- What is required: Rewrite the entries from the start through the line holding "data-point bbox=[618, 281, 627, 290]", inclusive, substituting "y-axis-label" for every "y-tick-label" and leaving all else unchanged.

- Input material:
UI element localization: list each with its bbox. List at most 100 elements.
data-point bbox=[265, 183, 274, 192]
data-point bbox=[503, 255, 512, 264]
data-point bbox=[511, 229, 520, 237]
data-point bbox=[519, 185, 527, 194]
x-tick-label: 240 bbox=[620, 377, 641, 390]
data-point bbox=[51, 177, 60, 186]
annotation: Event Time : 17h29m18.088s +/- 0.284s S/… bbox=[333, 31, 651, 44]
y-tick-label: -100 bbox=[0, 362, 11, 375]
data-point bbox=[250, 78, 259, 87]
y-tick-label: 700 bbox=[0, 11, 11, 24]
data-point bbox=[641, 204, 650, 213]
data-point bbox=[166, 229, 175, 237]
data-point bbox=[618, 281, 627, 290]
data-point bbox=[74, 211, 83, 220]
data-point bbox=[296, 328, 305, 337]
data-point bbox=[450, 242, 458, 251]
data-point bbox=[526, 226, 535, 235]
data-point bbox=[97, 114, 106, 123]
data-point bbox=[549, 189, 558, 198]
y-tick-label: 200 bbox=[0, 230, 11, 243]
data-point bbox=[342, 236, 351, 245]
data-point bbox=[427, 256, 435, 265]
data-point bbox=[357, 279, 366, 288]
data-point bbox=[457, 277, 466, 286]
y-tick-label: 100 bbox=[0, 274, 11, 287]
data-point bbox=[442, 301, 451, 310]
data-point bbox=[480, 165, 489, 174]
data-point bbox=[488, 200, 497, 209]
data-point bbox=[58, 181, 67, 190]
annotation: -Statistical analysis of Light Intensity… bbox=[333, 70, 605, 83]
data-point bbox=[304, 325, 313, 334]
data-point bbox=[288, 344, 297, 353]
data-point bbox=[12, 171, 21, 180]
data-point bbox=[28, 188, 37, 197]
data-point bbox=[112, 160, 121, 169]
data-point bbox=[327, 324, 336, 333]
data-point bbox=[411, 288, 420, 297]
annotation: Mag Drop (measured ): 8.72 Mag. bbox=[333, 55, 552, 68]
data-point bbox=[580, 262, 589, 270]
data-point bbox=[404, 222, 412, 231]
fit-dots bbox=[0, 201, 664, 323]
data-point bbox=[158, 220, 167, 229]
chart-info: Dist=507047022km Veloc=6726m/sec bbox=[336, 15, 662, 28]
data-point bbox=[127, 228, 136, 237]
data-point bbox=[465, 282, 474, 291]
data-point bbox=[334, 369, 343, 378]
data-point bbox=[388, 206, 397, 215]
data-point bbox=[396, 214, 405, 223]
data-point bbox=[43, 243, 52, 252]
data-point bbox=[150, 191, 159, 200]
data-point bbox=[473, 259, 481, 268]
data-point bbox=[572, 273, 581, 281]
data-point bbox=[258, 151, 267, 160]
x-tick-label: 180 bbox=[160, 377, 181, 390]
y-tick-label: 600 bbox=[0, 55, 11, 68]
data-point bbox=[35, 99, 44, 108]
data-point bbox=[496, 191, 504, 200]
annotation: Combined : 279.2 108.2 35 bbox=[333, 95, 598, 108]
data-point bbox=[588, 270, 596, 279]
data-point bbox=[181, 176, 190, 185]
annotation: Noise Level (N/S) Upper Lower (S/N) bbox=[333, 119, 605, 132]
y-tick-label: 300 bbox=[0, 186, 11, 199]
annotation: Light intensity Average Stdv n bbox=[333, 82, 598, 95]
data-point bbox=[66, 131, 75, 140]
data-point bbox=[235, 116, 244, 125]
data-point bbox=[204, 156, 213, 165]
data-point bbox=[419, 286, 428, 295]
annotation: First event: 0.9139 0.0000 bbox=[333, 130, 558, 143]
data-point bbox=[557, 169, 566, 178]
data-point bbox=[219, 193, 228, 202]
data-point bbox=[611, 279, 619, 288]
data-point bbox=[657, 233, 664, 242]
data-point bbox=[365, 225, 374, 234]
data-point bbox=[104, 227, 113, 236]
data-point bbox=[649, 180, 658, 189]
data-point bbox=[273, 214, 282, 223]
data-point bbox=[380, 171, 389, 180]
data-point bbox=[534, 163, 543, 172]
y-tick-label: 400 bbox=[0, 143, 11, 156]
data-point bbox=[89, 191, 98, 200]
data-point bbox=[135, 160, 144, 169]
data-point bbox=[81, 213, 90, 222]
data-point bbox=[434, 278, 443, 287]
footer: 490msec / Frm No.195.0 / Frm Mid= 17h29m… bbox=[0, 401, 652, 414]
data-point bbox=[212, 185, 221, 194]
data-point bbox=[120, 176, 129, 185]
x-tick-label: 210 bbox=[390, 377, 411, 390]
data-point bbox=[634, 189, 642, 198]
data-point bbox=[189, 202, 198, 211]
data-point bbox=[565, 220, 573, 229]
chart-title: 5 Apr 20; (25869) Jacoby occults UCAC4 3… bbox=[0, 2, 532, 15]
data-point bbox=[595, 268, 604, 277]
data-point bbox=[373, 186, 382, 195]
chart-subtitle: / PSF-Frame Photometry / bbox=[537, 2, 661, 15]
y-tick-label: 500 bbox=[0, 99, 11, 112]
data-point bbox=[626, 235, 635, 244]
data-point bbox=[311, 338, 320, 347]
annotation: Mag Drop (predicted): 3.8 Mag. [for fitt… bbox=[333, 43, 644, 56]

- Solution to the problem:
UI element localization: list each with its bbox. List at most 100 elements.
data-point bbox=[265, 183, 274, 192]
data-point bbox=[503, 255, 512, 264]
data-point bbox=[511, 229, 520, 237]
data-point bbox=[519, 185, 527, 194]
x-tick-label: 240 bbox=[620, 377, 641, 390]
data-point bbox=[51, 177, 60, 186]
annotation: Event Time : 17h29m18.088s +/- 0.284s S/… bbox=[333, 31, 651, 44]
y-axis-label: -100 bbox=[0, 362, 11, 375]
data-point bbox=[250, 78, 259, 87]
y-axis-label: 700 bbox=[0, 11, 11, 24]
data-point bbox=[641, 204, 650, 213]
data-point bbox=[166, 229, 175, 237]
data-point bbox=[618, 281, 627, 290]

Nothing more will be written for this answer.